§ EXERCISE DESCRIPTION:
Work through the data below line by line and say how many lines hold "Postato"; give only the number.

==*==

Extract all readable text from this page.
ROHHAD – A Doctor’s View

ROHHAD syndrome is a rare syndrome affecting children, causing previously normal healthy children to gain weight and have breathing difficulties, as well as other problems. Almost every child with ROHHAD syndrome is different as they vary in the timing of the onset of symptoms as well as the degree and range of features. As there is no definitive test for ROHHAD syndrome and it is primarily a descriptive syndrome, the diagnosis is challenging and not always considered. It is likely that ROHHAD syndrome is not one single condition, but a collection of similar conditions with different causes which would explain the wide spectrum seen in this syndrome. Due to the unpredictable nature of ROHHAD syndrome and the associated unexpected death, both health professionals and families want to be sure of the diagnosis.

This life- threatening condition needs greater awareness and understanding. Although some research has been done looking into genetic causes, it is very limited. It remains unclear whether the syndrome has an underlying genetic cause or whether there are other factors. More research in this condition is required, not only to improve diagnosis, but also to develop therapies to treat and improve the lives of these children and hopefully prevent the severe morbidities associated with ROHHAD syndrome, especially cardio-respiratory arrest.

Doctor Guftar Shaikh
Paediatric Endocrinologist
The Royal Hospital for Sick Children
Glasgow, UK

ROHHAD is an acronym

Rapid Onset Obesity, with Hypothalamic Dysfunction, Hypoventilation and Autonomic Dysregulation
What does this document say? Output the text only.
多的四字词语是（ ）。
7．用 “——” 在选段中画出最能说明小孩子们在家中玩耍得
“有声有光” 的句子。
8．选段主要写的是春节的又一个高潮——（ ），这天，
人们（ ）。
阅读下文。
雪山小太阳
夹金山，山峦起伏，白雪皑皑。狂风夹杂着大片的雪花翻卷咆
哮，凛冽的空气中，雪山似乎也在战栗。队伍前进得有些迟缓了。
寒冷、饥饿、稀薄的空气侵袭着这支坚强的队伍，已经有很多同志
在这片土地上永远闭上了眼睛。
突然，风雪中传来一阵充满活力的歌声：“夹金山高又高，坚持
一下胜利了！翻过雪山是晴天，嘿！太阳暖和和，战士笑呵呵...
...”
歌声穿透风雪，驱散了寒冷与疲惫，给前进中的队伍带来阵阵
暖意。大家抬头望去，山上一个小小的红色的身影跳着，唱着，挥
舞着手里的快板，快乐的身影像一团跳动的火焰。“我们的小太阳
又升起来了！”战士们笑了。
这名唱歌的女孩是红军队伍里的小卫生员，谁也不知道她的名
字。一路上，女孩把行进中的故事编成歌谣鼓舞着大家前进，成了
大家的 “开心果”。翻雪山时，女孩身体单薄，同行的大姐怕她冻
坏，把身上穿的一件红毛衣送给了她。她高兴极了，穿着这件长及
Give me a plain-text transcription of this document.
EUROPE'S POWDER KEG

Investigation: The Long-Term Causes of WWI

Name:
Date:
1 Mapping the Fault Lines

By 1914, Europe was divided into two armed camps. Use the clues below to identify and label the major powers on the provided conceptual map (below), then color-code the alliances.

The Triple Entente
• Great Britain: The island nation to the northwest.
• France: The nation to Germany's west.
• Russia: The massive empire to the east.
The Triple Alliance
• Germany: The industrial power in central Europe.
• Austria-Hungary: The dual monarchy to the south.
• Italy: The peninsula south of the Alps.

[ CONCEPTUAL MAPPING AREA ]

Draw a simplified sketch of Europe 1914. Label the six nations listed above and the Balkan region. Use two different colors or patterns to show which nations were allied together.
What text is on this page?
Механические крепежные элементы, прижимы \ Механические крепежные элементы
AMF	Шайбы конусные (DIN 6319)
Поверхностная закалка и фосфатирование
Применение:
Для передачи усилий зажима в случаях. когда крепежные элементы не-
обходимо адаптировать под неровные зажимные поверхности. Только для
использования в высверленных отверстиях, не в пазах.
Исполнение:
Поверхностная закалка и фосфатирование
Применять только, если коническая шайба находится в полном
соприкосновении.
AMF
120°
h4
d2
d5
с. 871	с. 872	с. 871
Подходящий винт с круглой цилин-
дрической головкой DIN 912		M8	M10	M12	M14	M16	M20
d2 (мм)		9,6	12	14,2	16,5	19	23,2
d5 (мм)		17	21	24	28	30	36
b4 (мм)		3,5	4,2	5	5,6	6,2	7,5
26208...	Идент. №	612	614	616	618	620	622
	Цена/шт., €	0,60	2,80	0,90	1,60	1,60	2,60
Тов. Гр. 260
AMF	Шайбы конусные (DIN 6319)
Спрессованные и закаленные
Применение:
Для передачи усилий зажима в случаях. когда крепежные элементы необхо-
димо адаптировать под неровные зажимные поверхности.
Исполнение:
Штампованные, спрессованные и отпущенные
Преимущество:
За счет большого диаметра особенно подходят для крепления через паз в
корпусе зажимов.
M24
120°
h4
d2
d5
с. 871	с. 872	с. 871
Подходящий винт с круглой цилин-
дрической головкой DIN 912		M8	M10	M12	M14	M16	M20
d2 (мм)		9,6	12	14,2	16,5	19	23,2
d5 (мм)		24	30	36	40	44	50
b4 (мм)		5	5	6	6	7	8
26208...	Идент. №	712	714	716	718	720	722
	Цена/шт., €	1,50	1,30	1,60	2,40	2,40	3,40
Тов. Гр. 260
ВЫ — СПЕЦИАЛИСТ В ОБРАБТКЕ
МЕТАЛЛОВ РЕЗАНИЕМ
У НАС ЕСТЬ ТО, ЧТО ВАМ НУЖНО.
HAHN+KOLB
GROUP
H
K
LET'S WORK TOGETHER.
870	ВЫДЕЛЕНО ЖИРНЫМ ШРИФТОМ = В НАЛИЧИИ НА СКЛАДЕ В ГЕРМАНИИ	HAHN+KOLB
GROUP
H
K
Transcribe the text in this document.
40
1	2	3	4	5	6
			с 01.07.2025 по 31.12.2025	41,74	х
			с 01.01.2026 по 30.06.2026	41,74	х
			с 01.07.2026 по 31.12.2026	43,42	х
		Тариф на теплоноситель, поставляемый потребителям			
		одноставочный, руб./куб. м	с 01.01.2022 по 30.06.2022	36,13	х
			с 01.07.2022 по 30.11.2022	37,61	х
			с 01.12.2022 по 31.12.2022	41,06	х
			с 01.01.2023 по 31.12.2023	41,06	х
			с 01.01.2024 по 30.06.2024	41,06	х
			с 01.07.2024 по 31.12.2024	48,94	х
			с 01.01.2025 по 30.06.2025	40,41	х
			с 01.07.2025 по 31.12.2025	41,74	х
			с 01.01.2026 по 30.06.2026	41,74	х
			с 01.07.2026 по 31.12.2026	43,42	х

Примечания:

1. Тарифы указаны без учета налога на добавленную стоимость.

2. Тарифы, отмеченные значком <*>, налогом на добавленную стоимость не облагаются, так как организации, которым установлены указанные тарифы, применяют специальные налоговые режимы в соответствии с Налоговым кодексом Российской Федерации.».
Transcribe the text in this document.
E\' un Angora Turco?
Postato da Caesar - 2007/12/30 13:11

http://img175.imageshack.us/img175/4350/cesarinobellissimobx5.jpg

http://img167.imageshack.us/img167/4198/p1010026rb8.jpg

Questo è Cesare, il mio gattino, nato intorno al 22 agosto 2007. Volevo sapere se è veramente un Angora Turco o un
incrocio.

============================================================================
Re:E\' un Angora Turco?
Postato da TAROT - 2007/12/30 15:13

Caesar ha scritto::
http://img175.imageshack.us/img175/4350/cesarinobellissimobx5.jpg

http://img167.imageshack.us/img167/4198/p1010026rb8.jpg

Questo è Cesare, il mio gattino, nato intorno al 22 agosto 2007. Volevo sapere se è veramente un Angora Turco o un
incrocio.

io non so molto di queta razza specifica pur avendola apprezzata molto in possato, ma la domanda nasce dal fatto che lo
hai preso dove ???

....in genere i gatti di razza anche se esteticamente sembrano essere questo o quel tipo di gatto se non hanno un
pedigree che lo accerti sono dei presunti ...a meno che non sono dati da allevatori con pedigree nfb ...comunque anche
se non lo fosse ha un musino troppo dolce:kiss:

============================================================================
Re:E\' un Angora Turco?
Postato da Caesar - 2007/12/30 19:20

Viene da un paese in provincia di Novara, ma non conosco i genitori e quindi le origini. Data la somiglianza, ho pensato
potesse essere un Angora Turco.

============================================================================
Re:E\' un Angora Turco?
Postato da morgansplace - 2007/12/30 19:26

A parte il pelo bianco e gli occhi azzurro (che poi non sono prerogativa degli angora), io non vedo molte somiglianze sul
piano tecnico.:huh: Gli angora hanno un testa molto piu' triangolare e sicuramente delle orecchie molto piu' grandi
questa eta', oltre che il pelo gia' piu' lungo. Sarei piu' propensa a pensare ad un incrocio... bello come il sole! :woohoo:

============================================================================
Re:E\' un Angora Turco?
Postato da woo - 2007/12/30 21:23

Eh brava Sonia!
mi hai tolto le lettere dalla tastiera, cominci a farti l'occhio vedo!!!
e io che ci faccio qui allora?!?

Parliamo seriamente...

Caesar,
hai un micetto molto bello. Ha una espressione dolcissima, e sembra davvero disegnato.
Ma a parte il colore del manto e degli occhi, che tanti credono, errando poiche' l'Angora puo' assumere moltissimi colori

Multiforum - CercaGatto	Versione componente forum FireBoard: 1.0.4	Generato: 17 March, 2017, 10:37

==*==

§ OUTPUT:
5